WORK TO DO ::
Convert the data, from its first line through the line containing "series-lines [101,73,554,412]", into a Markdown table with two columns, Row and Line. Put the row number in Row, put the line in Line, and omit blank lines.

SUPPLIED INFORMATION ::
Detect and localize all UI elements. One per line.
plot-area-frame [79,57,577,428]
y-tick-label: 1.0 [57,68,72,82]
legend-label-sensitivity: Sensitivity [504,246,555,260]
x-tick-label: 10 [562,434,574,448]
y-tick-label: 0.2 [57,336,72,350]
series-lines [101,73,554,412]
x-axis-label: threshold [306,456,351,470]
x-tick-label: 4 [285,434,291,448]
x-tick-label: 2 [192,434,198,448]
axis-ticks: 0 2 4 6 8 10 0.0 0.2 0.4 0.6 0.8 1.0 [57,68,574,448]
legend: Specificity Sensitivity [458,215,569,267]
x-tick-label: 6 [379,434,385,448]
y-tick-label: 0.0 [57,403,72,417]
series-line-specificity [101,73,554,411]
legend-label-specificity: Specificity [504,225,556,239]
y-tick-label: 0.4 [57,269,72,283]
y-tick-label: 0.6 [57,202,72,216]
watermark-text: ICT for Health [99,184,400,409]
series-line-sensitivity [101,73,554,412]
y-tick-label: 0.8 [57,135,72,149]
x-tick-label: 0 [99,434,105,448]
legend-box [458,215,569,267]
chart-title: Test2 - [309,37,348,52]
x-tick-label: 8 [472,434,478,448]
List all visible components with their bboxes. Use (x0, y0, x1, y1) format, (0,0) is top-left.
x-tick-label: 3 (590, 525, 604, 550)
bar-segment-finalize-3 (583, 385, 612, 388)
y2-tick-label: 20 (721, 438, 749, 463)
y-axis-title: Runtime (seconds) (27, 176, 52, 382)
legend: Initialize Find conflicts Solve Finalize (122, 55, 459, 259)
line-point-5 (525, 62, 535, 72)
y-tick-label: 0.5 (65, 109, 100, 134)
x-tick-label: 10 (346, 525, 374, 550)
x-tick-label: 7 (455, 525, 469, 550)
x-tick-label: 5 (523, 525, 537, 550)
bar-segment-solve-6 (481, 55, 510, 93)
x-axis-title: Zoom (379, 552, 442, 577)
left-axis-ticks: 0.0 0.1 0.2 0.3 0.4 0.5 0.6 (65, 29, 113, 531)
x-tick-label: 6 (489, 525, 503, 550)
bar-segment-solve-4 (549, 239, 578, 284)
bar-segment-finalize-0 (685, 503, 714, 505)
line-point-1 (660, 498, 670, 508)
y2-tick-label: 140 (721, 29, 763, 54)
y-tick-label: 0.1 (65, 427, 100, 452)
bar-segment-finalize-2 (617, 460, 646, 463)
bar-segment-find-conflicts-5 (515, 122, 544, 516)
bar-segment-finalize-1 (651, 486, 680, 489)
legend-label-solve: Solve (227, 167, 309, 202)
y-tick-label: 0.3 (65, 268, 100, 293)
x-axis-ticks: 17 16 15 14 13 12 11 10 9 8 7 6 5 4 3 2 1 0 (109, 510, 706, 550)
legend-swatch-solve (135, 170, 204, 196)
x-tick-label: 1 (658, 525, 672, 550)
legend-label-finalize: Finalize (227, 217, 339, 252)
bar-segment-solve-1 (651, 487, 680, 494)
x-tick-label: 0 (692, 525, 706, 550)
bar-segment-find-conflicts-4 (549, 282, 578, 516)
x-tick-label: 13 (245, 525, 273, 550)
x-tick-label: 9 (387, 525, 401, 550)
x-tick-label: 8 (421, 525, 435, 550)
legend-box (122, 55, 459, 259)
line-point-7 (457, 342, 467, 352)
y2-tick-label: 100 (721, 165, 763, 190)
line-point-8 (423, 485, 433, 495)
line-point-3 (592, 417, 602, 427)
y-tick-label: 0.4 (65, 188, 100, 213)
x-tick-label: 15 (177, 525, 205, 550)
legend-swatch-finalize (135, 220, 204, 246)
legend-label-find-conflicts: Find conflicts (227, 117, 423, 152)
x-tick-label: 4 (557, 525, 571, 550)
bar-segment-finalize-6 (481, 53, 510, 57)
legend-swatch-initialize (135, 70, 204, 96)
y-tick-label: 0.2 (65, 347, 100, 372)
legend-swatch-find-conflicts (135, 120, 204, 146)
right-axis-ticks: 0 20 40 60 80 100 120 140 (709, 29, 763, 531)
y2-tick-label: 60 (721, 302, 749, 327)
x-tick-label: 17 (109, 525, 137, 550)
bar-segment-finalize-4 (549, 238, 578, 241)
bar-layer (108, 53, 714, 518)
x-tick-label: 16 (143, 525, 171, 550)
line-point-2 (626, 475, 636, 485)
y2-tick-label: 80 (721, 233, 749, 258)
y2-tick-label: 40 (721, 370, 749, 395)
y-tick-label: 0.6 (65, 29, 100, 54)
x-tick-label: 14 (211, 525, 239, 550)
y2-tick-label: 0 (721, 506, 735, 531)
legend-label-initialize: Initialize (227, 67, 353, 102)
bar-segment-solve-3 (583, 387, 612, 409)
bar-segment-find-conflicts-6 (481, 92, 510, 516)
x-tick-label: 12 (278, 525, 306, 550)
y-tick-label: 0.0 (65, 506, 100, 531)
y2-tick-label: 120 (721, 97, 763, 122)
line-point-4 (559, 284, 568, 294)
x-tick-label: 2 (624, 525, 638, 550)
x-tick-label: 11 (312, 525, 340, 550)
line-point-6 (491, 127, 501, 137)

TASK RESPONSE ::
| Row | Line |
|---|---|
| 1 | Detect and localize all UI elements. One per line. |
| 2 | plot-area-frame [79,57,577,428] |
| 3 | y-tick-label: 1.0 [57,68,72,82] |
| 4 | legend-label-sensitivity: Sensitivity [504,246,555,260] |
| 5 | x-tick-label: 10 [562,434,574,448] |
| 6 | y-tick-label: 0.2 [57,336,72,350] |
| 7 | series-lines [101,73,554,412] |